>>>>

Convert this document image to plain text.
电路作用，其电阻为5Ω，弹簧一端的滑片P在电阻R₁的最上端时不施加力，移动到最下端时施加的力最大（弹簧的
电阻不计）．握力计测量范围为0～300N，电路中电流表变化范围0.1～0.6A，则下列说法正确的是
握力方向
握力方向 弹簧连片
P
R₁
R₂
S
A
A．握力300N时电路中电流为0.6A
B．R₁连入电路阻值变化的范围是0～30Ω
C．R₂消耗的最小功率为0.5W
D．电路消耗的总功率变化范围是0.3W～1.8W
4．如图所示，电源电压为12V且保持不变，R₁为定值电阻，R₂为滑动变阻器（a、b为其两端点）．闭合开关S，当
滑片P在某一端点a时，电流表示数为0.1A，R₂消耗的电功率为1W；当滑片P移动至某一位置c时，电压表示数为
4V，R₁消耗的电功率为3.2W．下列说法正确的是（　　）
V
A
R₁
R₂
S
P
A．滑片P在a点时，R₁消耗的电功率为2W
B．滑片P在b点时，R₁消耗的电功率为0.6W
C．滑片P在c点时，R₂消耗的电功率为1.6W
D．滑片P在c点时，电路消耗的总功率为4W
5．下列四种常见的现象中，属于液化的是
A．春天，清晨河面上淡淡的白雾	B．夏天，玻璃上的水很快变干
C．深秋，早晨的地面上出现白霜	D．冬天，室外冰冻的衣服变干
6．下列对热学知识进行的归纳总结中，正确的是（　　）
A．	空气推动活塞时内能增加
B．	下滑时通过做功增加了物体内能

<<<<
>>>>

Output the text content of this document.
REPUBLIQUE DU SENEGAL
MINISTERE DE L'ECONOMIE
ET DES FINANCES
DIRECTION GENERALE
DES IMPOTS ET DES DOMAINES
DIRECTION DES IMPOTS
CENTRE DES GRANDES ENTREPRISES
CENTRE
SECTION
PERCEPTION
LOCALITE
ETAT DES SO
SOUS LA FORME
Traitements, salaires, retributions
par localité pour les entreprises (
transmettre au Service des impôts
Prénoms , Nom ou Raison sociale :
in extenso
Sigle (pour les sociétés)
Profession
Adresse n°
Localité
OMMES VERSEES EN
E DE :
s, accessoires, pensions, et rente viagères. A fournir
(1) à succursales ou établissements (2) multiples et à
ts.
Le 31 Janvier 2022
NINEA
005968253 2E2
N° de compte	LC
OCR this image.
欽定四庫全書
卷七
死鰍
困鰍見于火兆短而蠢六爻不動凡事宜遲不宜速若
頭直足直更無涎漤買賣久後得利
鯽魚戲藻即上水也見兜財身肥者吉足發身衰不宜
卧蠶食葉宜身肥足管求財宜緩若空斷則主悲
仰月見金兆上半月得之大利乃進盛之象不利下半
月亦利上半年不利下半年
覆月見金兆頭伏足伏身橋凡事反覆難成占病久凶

<<<<

__Exercise goal__:
Pull every line containing "text" out of the records.

__Answer to the task__:
Convert this document image to plain text.
Output the text content of this document.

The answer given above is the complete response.